In the records below, work out how many lines hold the word "двум". Report the number alone.

━━━

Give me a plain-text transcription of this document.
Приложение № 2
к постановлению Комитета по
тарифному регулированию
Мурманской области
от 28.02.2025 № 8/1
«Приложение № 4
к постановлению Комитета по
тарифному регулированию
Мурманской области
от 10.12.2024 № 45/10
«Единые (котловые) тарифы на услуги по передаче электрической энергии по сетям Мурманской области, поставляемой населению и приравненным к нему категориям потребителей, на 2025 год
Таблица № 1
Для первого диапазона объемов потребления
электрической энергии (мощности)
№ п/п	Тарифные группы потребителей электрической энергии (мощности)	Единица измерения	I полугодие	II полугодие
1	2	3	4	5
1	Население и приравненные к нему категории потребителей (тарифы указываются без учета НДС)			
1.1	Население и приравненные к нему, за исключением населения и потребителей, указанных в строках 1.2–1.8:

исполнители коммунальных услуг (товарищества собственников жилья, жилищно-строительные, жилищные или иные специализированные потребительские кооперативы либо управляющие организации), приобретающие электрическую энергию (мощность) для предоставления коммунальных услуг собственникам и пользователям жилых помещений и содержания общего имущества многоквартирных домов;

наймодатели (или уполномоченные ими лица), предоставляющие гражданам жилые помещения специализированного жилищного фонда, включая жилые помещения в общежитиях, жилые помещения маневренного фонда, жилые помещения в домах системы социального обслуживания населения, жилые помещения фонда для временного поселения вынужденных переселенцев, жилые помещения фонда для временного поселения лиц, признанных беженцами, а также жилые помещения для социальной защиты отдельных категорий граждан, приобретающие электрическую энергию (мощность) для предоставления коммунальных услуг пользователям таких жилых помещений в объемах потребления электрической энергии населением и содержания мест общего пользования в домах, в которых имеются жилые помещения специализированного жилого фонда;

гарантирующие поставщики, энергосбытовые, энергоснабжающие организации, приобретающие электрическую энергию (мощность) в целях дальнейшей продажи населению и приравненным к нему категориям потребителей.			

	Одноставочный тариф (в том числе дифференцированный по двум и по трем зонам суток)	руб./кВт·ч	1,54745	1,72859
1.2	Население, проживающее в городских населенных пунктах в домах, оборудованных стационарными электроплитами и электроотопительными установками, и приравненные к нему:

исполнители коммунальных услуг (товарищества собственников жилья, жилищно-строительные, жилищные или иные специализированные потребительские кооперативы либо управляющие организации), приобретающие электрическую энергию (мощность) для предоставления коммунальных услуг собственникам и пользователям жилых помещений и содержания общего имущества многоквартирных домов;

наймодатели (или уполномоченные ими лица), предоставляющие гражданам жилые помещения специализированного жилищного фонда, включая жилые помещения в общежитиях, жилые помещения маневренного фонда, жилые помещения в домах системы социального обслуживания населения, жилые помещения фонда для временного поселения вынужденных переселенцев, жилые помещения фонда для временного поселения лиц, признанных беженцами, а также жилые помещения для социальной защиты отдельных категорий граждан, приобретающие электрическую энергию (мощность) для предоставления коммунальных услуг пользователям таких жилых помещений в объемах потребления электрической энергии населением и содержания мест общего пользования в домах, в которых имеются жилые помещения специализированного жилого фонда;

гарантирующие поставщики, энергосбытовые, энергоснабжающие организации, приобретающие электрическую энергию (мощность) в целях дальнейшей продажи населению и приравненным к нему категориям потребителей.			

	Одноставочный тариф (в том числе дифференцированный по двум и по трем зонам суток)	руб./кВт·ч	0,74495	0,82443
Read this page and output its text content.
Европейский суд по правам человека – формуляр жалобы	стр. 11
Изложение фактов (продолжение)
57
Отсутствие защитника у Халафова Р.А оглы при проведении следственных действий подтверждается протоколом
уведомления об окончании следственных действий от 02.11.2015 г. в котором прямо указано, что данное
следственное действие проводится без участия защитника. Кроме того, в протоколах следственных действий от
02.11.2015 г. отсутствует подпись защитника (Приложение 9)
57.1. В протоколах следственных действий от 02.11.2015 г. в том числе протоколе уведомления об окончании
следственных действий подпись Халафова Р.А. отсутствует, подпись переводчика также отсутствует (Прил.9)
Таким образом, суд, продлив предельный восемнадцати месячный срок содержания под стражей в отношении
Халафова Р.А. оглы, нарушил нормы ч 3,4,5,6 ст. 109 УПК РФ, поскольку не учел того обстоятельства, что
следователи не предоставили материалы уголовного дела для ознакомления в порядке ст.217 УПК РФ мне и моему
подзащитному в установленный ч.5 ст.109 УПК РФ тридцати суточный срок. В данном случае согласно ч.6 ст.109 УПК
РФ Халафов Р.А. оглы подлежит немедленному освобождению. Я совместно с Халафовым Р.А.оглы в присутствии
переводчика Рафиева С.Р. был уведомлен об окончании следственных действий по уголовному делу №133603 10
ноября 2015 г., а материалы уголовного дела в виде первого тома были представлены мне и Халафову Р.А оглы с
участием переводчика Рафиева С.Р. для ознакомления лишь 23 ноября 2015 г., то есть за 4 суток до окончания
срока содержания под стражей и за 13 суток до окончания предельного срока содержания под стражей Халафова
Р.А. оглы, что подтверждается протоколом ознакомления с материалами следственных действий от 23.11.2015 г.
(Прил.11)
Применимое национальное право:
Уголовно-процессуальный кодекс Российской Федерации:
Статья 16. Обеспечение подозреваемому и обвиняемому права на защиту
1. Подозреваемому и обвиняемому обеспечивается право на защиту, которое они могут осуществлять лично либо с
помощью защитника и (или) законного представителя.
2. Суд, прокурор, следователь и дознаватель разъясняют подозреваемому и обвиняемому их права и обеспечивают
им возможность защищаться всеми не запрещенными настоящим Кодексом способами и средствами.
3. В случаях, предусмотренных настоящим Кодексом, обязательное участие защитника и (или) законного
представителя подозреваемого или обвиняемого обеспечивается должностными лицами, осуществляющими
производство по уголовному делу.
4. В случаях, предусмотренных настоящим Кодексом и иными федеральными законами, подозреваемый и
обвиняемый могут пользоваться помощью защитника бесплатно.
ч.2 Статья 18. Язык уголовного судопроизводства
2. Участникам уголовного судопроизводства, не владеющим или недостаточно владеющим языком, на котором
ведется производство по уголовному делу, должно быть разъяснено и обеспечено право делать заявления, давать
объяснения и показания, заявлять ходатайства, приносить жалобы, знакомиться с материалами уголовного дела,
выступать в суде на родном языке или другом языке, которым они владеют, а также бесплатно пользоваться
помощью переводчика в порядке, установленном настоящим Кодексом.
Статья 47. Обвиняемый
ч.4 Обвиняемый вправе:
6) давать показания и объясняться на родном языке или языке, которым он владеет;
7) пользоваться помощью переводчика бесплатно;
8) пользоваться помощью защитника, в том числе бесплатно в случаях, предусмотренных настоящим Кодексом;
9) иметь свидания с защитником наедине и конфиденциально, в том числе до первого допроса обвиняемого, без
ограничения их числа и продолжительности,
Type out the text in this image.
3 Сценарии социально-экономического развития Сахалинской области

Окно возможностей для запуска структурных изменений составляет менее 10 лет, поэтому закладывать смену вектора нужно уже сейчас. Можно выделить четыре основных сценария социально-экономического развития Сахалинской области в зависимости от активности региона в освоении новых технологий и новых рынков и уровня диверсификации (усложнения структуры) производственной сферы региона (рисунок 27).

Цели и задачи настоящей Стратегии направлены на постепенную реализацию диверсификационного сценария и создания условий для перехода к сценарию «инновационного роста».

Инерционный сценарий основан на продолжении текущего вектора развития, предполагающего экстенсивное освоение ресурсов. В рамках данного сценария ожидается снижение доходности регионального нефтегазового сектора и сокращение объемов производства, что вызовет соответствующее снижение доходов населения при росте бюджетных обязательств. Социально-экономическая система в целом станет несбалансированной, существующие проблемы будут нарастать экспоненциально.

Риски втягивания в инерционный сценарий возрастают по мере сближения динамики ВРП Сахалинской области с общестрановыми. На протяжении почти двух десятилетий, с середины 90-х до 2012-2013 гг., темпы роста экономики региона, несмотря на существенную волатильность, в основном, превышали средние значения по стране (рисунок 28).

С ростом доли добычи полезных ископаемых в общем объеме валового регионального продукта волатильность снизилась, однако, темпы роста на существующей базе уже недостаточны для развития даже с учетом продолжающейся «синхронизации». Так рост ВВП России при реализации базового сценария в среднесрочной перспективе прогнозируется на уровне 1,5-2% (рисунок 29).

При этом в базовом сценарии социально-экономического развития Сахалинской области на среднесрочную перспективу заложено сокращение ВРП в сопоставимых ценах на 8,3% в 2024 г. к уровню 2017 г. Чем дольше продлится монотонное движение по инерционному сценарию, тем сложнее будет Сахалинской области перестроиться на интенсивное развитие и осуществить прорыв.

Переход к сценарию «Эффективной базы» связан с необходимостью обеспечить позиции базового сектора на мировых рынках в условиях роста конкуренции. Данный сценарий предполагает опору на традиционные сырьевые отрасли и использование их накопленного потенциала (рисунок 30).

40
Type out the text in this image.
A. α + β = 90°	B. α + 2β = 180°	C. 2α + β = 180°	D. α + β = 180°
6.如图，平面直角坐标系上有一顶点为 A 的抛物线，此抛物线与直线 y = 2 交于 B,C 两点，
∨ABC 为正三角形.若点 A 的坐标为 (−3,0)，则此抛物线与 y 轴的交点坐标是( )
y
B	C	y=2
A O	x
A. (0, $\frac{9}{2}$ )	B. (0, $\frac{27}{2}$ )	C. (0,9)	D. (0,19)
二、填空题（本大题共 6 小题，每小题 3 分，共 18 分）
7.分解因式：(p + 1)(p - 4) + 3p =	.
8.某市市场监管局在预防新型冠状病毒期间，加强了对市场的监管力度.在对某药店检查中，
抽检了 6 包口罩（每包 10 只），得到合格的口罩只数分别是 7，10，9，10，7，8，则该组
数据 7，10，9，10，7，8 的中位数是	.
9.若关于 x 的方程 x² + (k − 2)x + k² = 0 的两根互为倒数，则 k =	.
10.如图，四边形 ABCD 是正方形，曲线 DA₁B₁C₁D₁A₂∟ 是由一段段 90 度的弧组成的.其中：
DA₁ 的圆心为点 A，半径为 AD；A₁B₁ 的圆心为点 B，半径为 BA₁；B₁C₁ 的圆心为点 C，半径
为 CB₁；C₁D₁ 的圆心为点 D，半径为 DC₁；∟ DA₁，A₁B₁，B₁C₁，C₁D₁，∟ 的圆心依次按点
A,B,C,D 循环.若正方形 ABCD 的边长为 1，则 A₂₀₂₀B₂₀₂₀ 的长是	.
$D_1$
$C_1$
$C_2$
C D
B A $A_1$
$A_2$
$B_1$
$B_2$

━━━

◆ **Response below**:
2